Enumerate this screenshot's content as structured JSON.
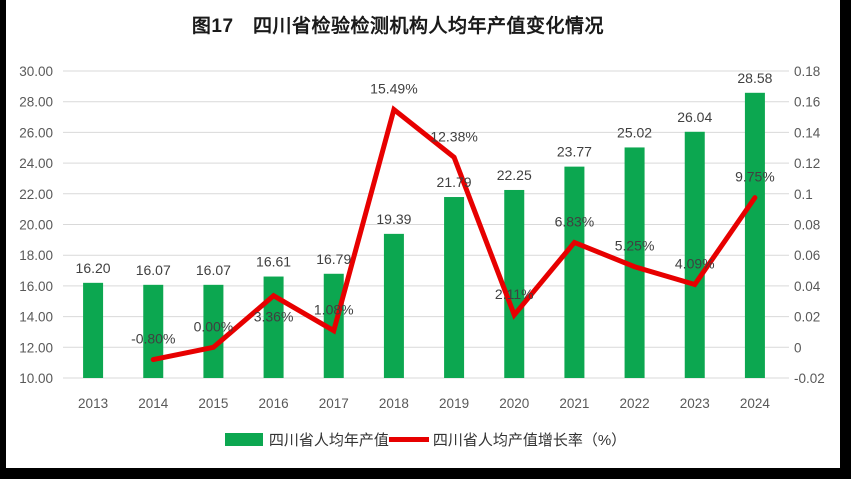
{
  "title": "图17　四川省检验检测机构人均年产值变化情况",
  "colors": {
    "frame": "#000000",
    "panel_background": "#ffffff",
    "bar": "#0CA750",
    "line": "#E70000",
    "grid": "#D9D9D9",
    "axis_text": "#595959",
    "data_label_text": "#404040",
    "title_text": "#1a1a1a",
    "legend_text": "#333333"
  },
  "chart_data": {
    "type": "bar+line",
    "title": "图17　四川省检验检测机构人均年产值变化情况",
    "categories": [
      "2013",
      "2014",
      "2015",
      "2016",
      "2017",
      "2018",
      "2019",
      "2020",
      "2021",
      "2022",
      "2023",
      "2024"
    ],
    "series": [
      {
        "name": "四川省人均年产值",
        "type": "bar",
        "axis": "left",
        "color": "#0CA750",
        "values": [
          16.2,
          16.07,
          16.07,
          16.61,
          16.79,
          19.39,
          21.79,
          22.25,
          23.77,
          25.02,
          26.04,
          28.58
        ],
        "labels": [
          "16.20",
          "16.07",
          "16.07",
          "16.61",
          "16.79",
          "19.39",
          "21.79",
          "22.25",
          "23.77",
          "25.02",
          "26.04",
          "28.58"
        ]
      },
      {
        "name": "四川省人均产值增长率（%）",
        "type": "line",
        "axis": "right",
        "color": "#E70000",
        "values": [
          null,
          -0.008,
          0.0,
          0.0336,
          0.0108,
          0.1549,
          0.1238,
          0.0211,
          0.0683,
          0.0525,
          0.0409,
          0.0975
        ],
        "labels": [
          null,
          "-0.80%",
          "0.00%",
          "3.36%",
          "1.08%",
          "15.49%",
          "12.38%",
          "2.11%",
          "6.83%",
          "5.25%",
          "4.09%",
          "9.75%"
        ],
        "label_side": [
          null,
          "above",
          "above",
          "below",
          "above",
          "above",
          "above",
          "above",
          "above",
          "above",
          "above",
          "above"
        ]
      }
    ],
    "left_axis": {
      "min": 10,
      "max": 30,
      "ticks": [
        "30.00",
        "28.00",
        "26.00",
        "24.00",
        "22.00",
        "20.00",
        "18.00",
        "16.00",
        "14.00",
        "12.00",
        "10.00"
      ]
    },
    "right_axis": {
      "min": -0.02,
      "max": 0.18,
      "ticks": [
        "0.18",
        "0.16",
        "0.14",
        "0.12",
        "0.1",
        "0.08",
        "0.06",
        "0.04",
        "0.02",
        "0",
        "-0.02"
      ]
    },
    "grid": true,
    "legend_position": "bottom",
    "legend": [
      {
        "label": "四川省人均年产值",
        "swatch": "bar",
        "color": "#0CA750"
      },
      {
        "label": "四川省人均产值增长率（%）",
        "swatch": "line",
        "color": "#E70000"
      }
    ]
  }
}
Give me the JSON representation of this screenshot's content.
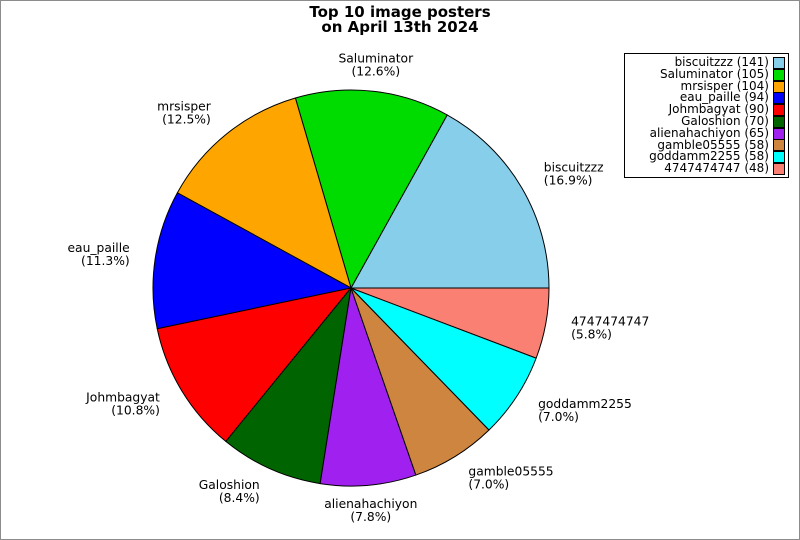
{
  "figure": {
    "title_line1": "Top 10 image posters",
    "title_line2": "on April 13th 2024",
    "background": "#ffffff",
    "border_color": "#8c8c8c"
  },
  "chart_data": {
    "type": "pie",
    "title": "Top 10 image posters on April 13th 2024",
    "start_angle_deg": 0,
    "direction": "counterclockwise",
    "edge_color": "#000000",
    "label_text_color": "#000000",
    "legend_position": "upper right",
    "legend_marker_side": "right",
    "slices": [
      {
        "label": "biscuitzzz",
        "count": 141,
        "pct": 16.9,
        "color": "#87CEEB"
      },
      {
        "label": "Saluminator",
        "count": 105,
        "pct": 12.6,
        "color": "#00DC00"
      },
      {
        "label": "mrsisper",
        "count": 104,
        "pct": 12.5,
        "color": "#FFA500"
      },
      {
        "label": "eau_paille",
        "count": 94,
        "pct": 11.3,
        "color": "#0000FF"
      },
      {
        "label": "Johmbagyat",
        "count": 90,
        "pct": 10.8,
        "color": "#FF0000"
      },
      {
        "label": "Galoshion",
        "count": 70,
        "pct": 8.4,
        "color": "#006400"
      },
      {
        "label": "alienahachiyon",
        "count": 65,
        "pct": 7.8,
        "color": "#A020F0"
      },
      {
        "label": "gamble05555",
        "count": 58,
        "pct": 7.0,
        "color": "#CD853F"
      },
      {
        "label": "goddamm2255",
        "count": 58,
        "pct": 7.0,
        "color": "#00FFFF"
      },
      {
        "label": "4747474747",
        "count": 48,
        "pct": 5.8,
        "color": "#F98072"
      }
    ],
    "legend_entries": [
      "biscuitzzz (141)",
      "Saluminator (105)",
      "mrsisper (104)",
      "eau_paille (94)",
      "Johmbagyat (90)",
      "Galoshion (70)",
      "alienahachiyon (65)",
      "gamble05555 (58)",
      "goddamm2255 (58)",
      "4747474747 (48)"
    ]
  }
}
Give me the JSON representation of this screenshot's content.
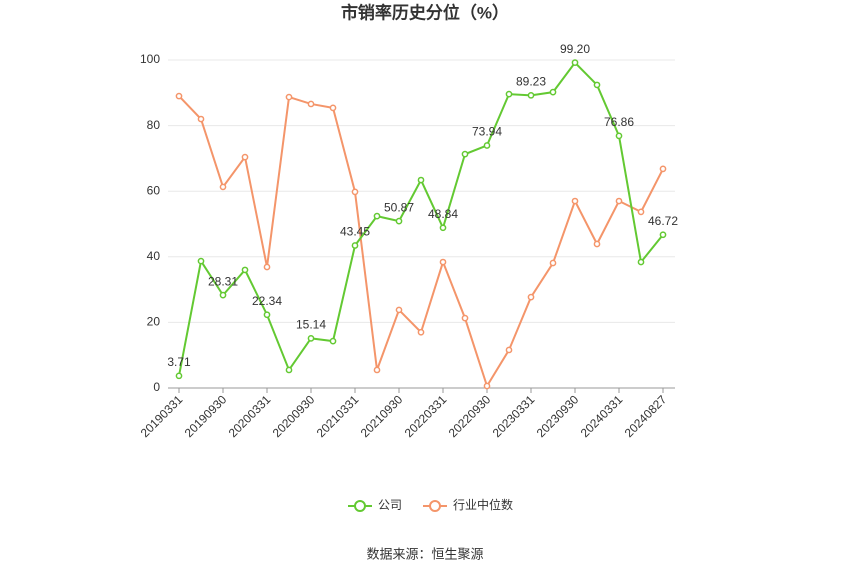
{
  "chart_data": {
    "type": "line",
    "title": "市销率历史分位（%）",
    "categories": [
      "20190331",
      null,
      "20190930",
      null,
      "20200331",
      null,
      "20200930",
      null,
      "20210331",
      null,
      "20210930",
      null,
      "20220331",
      null,
      "20220930",
      null,
      "20230331",
      null,
      "20230930",
      null,
      "20240331",
      null,
      "20240827"
    ],
    "series": [
      {
        "name": "公司",
        "color": "#63c932",
        "values": [
          3.71,
          38.7,
          28.31,
          36,
          22.34,
          5.5,
          15.14,
          14.3,
          43.45,
          52.4,
          50.87,
          63.4,
          48.84,
          71.3,
          73.94,
          89.6,
          89.23,
          90.2,
          99.2,
          92.4,
          76.86,
          38.4,
          46.72
        ],
        "value_labels": [
          "3.71",
          null,
          "28.31",
          null,
          "22.34",
          null,
          "15.14",
          null,
          "43.45",
          null,
          "50.87",
          null,
          "48.84",
          null,
          "73.94",
          null,
          "89.23",
          null,
          "99.20",
          null,
          "76.86",
          null,
          "46.72"
        ]
      },
      {
        "name": "行业中位数",
        "color": "#f4956a",
        "values": [
          89,
          82,
          61.3,
          70.4,
          36.9,
          88.7,
          86.6,
          85.4,
          59.8,
          5.5,
          23.8,
          17,
          38.4,
          21.3,
          0.6,
          11.6,
          27.7,
          38.1,
          57,
          43.9,
          57,
          53.7,
          66.8
        ]
      }
    ],
    "ylim": [
      0,
      100
    ],
    "yticks": [
      0,
      20,
      40,
      60,
      80,
      100
    ],
    "grid": true,
    "source": "数据来源：恒生聚源"
  }
}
- - - - - - -
WORK TO COMPLETE: Copy each line in full and exactly, omitting any picture.

WRITTEN RESPONSE:
Enumerate this screenshot's content as structured JSON.
{
  "title": "图17　四川省检验检测机构人均年产值变化情况",
  "colors": {
    "frame": "#000000",
    "panel_background": "#ffffff",
    "bar": "#0CA750",
    "line": "#E70000",
    "grid": "#D9D9D9",
    "axis_text": "#595959",
    "data_label_text": "#404040",
    "title_text": "#1a1a1a",
    "legend_text": "#333333"
  },
  "chart_data": {
    "type": "bar+line",
    "title": "图17　四川省检验检测机构人均年产值变化情况",
    "categories": [
      "2013",
      "2014",
      "2015",
      "2016",
      "2017",
      "2018",
      "2019",
      "2020",
      "2021",
      "2022",
      "2023",
      "2024"
    ],
    "series": [
      {
        "name": "四川省人均年产值",
        "type": "bar",
        "axis": "left",
        "color": "#0CA750",
        "values": [
          16.2,
          16.07,
          16.07,
          16.61,
          16.79,
          19.39,
          21.79,
          22.25,
          23.77,
          25.02,
          26.04,
          28.58
        ],
        "labels": [
          "16.20",
          "16.07",
          "16.07",
          "16.61",
          "16.79",
          "19.39",
          "21.79",
          "22.25",
          "23.77",
          "25.02",
          "26.04",
          "28.58"
        ]
      },
      {
        "name": "四川省人均产值增长率（%）",
        "type": "line",
        "axis": "right",
        "color": "#E70000",
        "values": [
          null,
          -0.008,
          0.0,
          0.0336,
          0.0108,
          0.1549,
          0.1238,
          0.0211,
          0.0683,
          0.0525,
          0.0409,
          0.0975
        ],
        "labels": [
          null,
          "-0.80%",
          "0.00%",
          "3.36%",
          "1.08%",
          "15.49%",
          "12.38%",
          "2.11%",
          "6.83%",
          "5.25%",
          "4.09%",
          "9.75%"
        ],
        "label_side": [
          null,
          "above",
          "above",
          "below",
          "above",
          "above",
          "above",
          "above",
          "above",
          "above",
          "above",
          "above"
        ]
      }
    ],
    "left_axis": {
      "min": 10,
      "max": 30,
      "ticks": [
        "30.00",
        "28.00",
        "26.00",
        "24.00",
        "22.00",
        "20.00",
        "18.00",
        "16.00",
        "14.00",
        "12.00",
        "10.00"
      ]
    },
    "right_axis": {
      "min": -0.02,
      "max": 0.18,
      "ticks": [
        "0.18",
        "0.16",
        "0.14",
        "0.12",
        "0.1",
        "0.08",
        "0.06",
        "0.04",
        "0.02",
        "0",
        "-0.02"
      ]
    },
    "grid": true,
    "legend_position": "bottom",
    "legend": [
      {
        "label": "四川省人均年产值",
        "swatch": "bar",
        "color": "#0CA750"
      },
      {
        "label": "四川省人均产值增长率（%）",
        "swatch": "line",
        "color": "#E70000"
      }
    ]
  }
}
Give me the JSON representation of this screenshot's content.
{
  "figure": {
    "title_line1": "Top 10 image posters",
    "title_line2": "on April 13th 2024",
    "background": "#ffffff",
    "border_color": "#8c8c8c"
  },
  "chart_data": {
    "type": "pie",
    "title": "Top 10 image posters on April 13th 2024",
    "start_angle_deg": 0,
    "direction": "counterclockwise",
    "edge_color": "#000000",
    "label_text_color": "#000000",
    "legend_position": "upper right",
    "legend_marker_side": "right",
    "slices": [
      {
        "label": "biscuitzzz",
        "count": 141,
        "pct": 16.9,
        "color": "#87CEEB"
      },
      {
        "label": "Saluminator",
        "count": 105,
        "pct": 12.6,
        "color": "#00DC00"
      },
      {
        "label": "mrsisper",
        "count": 104,
        "pct": 12.5,
        "color": "#FFA500"
      },
      {
        "label": "eau_paille",
        "count": 94,
        "pct": 11.3,
        "color": "#0000FF"
      },
      {
        "label": "Johmbagyat",
        "count": 90,
        "pct": 10.8,
        "color": "#FF0000"
      },
      {
        "label": "Galoshion",
        "count": 70,
        "pct": 8.4,
        "color": "#006400"
      },
      {
        "label": "alienahachiyon",
        "count": 65,
        "pct": 7.8,
        "color": "#A020F0"
      },
      {
        "label": "gamble05555",
        "count": 58,
        "pct": 7.0,
        "color": "#CD853F"
      },
      {
        "label": "goddamm2255",
        "count": 58,
        "pct": 7.0,
        "color": "#00FFFF"
      },
      {
        "label": "4747474747",
        "count": 48,
        "pct": 5.8,
        "color": "#F98072"
      }
    ],
    "legend_entries": [
      "biscuitzzz (141)",
      "Saluminator (105)",
      "mrsisper (104)",
      "eau_paille (94)",
      "Johmbagyat (90)",
      "Galoshion (70)",
      "alienahachiyon (65)",
      "gamble05555 (58)",
      "goddamm2255 (58)",
      "4747474747 (48)"
    ]
  }
}
Give me the JSON representation of this screenshot's content.
{
  "chart_data": {
    "type": "line",
    "title": "市销率历史分位（%）",
    "categories": [
      "20190331",
      null,
      "20190930",
      null,
      "20200331",
      null,
      "20200930",
      null,
      "20210331",
      null,
      "20210930",
      null,
      "20220331",
      null,
      "20220930",
      null,
      "20230331",
      null,
      "20230930",
      null,
      "20240331",
      null,
      "20240827"
    ],
    "series": [
      {
        "name": "公司",
        "color": "#63c932",
        "values": [
          3.71,
          38.7,
          28.31,
          36,
          22.34,
          5.5,
          15.14,
          14.3,
          43.45,
          52.4,
          50.87,
          63.4,
          48.84,
          71.3,
          73.94,
          89.6,
          89.23,
          90.2,
          99.2,
          92.4,
          76.86,
          38.4,
          46.72
        ],
        "value_labels": [
          "3.71",
          null,
          "28.31",
          null,
          "22.34",
          null,
          "15.14",
          null,
          "43.45",
          null,
          "50.87",
          null,
          "48.84",
          null,
          "73.94",
          null,
          "89.23",
          null,
          "99.20",
          null,
          "76.86",
          null,
          "46.72"
        ]
      },
      {
        "name": "行业中位数",
        "color": "#f4956a",
        "values": [
          89,
          82,
          61.3,
          70.4,
          36.9,
          88.7,
          86.6,
          85.4,
          59.8,
          5.5,
          23.8,
          17,
          38.4,
          21.3,
          0.6,
          11.6,
          27.7,
          38.1,
          57,
          43.9,
          57,
          53.7,
          66.8
        ]
      }
    ],
    "ylim": [
      0,
      100
    ],
    "yticks": [
      0,
      20,
      40,
      60,
      80,
      100
    ],
    "grid": true,
    "source": "数据来源：恒生聚源"
  }
}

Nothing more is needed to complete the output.